**EXERCISE**
Copy whichever lines contain the string "Fraser".

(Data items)
------------------------------------------------

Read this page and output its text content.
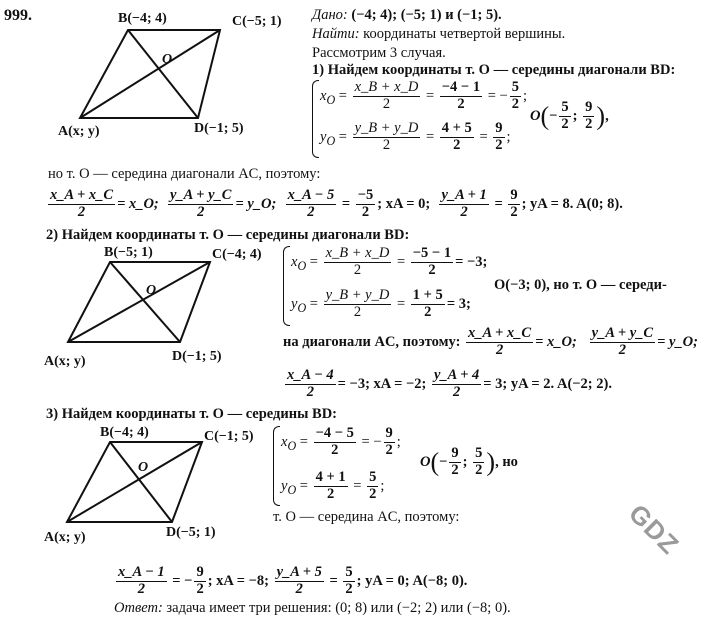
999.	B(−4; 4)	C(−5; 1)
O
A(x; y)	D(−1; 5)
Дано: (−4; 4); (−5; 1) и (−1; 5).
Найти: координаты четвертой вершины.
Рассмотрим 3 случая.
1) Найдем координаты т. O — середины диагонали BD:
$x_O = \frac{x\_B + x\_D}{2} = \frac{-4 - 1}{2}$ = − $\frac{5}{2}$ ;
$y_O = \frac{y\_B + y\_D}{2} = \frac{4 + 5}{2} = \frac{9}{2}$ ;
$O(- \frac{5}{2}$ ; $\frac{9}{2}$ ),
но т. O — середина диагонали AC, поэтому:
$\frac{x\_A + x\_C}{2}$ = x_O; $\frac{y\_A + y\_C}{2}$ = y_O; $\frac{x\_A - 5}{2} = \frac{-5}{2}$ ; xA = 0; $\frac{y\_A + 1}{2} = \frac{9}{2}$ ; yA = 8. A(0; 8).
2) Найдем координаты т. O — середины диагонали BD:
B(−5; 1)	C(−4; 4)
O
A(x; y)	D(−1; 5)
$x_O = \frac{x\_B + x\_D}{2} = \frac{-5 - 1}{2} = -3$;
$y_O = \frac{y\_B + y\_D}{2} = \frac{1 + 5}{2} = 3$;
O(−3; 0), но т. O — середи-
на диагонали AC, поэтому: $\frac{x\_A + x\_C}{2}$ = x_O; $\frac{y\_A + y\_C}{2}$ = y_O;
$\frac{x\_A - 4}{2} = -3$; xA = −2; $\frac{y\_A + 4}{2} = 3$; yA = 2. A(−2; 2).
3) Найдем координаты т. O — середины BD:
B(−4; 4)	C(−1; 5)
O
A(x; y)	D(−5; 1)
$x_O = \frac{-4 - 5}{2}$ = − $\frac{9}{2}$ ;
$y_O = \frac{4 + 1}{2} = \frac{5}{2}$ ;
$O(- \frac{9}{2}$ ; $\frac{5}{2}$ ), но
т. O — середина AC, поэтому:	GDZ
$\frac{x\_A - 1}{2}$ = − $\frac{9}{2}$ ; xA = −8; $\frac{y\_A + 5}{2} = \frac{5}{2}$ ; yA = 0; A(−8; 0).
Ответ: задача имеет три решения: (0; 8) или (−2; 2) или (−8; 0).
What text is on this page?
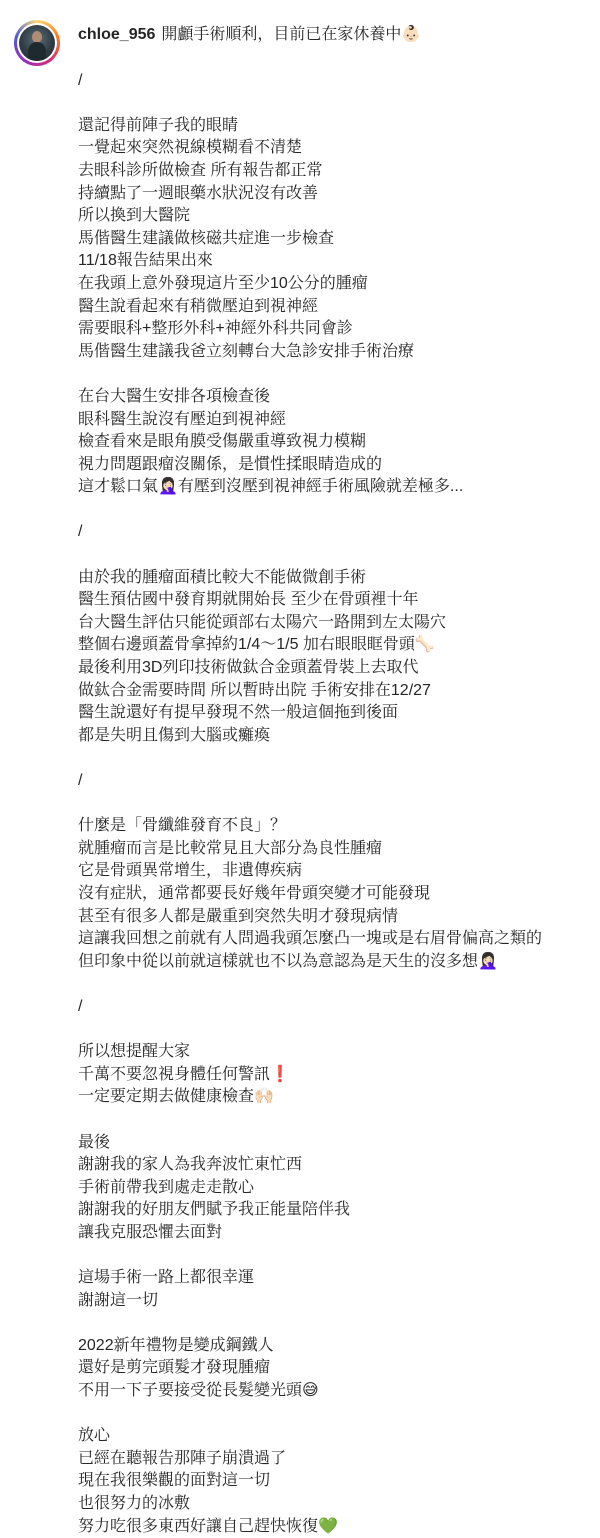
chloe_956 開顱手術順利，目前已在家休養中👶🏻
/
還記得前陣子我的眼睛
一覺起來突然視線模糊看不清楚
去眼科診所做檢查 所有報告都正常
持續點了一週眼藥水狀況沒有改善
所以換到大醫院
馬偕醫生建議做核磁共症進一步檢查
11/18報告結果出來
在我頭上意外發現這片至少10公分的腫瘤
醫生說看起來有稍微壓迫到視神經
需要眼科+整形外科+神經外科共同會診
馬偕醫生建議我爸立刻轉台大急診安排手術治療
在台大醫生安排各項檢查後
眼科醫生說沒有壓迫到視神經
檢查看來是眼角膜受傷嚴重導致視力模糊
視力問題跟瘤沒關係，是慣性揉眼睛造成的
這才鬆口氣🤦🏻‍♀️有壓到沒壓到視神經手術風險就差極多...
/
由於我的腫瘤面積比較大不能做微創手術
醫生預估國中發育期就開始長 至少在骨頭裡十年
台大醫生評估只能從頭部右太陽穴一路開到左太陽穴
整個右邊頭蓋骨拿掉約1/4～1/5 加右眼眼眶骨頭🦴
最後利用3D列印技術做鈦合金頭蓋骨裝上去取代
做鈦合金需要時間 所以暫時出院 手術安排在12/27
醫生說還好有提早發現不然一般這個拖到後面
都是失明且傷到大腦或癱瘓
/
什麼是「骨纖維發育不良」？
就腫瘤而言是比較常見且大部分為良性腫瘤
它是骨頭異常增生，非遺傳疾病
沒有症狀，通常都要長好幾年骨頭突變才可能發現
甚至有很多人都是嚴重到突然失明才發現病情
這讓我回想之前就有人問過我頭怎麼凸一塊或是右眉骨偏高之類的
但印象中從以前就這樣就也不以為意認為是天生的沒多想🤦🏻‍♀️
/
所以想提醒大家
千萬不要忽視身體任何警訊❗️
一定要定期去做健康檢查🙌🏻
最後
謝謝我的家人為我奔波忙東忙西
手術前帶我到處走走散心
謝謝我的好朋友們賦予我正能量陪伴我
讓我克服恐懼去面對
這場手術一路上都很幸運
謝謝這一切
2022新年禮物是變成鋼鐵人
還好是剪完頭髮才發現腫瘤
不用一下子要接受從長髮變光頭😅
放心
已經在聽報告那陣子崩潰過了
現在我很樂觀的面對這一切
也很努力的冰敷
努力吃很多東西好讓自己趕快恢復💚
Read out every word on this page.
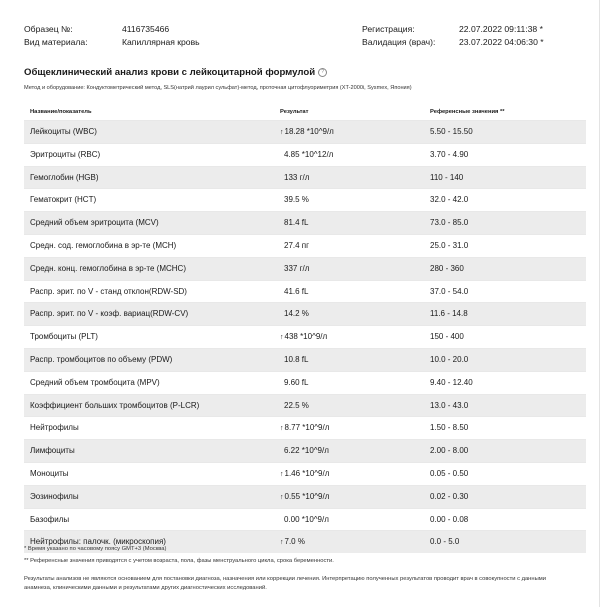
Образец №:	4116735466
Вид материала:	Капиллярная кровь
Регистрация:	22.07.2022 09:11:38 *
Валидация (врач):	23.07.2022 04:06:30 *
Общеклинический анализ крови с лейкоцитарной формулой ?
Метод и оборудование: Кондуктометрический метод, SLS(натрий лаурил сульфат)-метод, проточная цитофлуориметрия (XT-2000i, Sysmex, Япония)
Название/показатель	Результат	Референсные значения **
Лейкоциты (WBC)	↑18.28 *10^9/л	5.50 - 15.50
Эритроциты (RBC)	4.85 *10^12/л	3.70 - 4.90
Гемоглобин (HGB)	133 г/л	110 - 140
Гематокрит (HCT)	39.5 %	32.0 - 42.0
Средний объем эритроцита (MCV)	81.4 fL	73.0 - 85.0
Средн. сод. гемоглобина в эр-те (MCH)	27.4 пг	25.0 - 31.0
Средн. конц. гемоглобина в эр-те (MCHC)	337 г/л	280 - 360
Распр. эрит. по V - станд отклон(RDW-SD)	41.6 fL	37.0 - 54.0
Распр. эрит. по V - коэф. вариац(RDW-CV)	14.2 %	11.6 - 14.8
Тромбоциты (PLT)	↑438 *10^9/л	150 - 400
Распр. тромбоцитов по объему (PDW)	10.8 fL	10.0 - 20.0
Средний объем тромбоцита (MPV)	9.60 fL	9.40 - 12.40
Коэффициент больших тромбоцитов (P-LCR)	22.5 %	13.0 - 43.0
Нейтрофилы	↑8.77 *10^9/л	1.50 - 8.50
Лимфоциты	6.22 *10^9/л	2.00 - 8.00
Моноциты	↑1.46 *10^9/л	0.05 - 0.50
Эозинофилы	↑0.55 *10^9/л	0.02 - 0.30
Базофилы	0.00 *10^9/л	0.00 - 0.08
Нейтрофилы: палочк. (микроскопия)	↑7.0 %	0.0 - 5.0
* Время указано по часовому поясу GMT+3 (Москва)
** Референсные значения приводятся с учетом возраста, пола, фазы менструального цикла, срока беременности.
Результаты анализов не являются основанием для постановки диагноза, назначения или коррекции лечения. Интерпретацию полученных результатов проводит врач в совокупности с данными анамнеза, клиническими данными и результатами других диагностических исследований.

------------------------------------------------

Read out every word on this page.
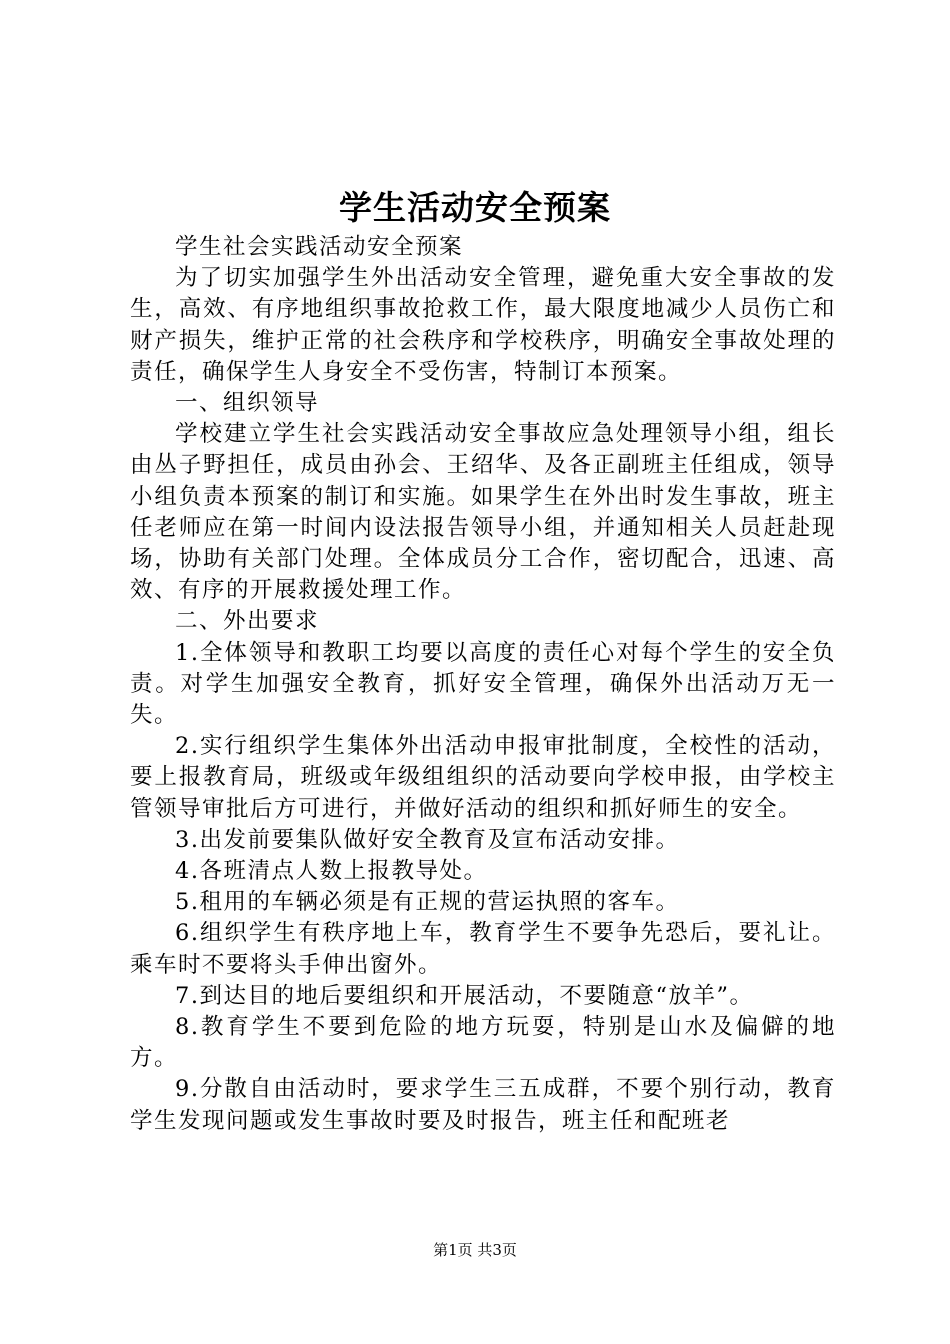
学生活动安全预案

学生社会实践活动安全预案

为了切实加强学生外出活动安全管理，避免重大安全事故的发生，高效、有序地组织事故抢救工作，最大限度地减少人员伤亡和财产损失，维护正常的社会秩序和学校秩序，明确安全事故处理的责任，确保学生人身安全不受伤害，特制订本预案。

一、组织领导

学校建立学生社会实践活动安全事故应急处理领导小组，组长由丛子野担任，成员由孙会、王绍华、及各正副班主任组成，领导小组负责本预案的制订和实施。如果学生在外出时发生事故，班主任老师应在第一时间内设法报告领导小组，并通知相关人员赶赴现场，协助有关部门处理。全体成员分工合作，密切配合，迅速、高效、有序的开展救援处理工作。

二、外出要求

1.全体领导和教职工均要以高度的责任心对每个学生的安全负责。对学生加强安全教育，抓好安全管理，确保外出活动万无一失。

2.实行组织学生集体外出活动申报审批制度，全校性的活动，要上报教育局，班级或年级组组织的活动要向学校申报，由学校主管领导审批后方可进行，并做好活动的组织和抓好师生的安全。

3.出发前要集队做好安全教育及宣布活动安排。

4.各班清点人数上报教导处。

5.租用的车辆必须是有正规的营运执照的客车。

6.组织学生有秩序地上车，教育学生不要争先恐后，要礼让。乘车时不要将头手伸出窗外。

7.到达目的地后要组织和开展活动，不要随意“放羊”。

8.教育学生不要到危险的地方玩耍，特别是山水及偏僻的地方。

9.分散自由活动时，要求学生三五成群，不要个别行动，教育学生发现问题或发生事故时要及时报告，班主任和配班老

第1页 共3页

------------------------------------------------

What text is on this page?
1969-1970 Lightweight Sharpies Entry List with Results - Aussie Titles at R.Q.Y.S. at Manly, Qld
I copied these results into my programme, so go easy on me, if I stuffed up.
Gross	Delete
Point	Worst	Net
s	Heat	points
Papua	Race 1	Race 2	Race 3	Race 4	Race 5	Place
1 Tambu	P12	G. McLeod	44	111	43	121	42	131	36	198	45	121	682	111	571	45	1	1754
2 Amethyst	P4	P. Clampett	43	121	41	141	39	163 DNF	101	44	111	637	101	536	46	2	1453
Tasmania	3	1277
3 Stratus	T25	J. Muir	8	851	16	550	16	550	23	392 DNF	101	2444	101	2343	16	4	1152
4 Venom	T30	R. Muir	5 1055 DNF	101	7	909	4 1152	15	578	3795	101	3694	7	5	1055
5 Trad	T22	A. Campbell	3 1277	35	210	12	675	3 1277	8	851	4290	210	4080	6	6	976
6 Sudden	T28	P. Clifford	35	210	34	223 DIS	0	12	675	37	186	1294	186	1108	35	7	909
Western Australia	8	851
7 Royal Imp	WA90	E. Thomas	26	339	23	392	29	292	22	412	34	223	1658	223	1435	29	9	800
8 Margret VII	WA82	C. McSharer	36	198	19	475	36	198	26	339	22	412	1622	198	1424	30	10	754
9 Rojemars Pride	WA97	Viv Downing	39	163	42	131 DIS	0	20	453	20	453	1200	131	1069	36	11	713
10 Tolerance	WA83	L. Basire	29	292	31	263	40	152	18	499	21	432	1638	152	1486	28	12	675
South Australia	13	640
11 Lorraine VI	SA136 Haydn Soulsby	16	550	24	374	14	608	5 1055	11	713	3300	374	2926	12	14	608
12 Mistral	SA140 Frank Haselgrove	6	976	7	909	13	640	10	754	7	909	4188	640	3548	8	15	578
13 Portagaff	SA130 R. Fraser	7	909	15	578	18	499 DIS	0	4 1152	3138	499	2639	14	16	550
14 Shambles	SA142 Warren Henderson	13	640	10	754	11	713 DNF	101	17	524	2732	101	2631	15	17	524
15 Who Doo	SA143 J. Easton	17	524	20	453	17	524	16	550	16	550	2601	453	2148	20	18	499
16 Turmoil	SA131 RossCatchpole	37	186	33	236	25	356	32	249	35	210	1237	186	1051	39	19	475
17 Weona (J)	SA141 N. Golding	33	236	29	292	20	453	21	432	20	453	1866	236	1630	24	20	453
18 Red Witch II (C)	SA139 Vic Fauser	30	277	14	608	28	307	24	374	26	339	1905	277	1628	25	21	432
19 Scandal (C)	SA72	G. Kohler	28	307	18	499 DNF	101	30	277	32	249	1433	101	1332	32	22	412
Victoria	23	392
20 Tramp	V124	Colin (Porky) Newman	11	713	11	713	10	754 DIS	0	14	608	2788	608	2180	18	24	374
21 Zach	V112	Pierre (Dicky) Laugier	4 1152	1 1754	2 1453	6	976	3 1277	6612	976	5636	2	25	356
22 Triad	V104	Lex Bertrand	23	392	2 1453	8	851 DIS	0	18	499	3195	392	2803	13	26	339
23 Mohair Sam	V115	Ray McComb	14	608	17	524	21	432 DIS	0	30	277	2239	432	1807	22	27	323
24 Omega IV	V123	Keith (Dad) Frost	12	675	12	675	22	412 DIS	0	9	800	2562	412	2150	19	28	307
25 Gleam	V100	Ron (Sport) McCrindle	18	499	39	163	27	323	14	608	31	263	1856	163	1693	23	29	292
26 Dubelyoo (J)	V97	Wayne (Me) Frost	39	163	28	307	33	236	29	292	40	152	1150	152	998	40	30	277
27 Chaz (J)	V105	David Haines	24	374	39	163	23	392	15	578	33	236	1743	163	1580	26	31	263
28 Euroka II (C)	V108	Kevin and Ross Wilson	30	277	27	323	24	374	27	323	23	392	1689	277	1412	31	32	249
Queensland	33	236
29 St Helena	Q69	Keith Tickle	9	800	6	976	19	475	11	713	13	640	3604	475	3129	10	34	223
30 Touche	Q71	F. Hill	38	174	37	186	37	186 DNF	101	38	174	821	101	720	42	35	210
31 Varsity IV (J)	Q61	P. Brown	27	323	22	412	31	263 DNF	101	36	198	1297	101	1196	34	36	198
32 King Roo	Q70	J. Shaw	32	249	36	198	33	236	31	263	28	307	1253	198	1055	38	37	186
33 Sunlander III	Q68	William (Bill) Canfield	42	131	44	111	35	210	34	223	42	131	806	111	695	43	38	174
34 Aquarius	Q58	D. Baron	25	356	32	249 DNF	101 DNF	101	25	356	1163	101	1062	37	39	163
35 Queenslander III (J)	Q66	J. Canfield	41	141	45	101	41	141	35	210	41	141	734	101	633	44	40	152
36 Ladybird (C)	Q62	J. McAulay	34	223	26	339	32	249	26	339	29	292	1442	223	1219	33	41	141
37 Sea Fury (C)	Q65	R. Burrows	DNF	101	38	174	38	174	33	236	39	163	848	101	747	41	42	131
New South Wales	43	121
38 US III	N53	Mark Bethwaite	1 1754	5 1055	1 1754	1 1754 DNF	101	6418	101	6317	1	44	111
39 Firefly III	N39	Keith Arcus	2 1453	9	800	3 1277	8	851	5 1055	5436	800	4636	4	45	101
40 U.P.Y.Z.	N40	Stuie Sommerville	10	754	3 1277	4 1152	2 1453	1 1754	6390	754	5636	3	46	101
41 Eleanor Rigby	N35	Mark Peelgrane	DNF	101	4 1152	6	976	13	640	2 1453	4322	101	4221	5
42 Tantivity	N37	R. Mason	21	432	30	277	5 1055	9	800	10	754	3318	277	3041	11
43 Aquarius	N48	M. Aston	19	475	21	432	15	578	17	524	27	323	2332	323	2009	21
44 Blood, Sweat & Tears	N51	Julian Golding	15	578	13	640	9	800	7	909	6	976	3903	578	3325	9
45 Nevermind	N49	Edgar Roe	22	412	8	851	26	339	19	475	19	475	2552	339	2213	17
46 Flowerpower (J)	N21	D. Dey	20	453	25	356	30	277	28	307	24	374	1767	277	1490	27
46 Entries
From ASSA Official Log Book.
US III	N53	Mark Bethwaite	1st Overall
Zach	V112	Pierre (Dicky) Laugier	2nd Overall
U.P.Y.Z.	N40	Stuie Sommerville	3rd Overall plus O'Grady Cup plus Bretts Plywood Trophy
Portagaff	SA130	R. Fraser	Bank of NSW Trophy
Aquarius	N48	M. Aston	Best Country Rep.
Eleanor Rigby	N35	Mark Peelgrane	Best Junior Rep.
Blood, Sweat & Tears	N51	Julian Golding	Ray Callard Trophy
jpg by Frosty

------------------------------------------------

**RESULT**
13 Portagaff	SA130 R. Fraser	7	909	15	578	18	499 DIS	0	4 1152	3138	499	2639	14	16	550
Portagaff	SA130	R. Fraser	Bank of NSW Trophy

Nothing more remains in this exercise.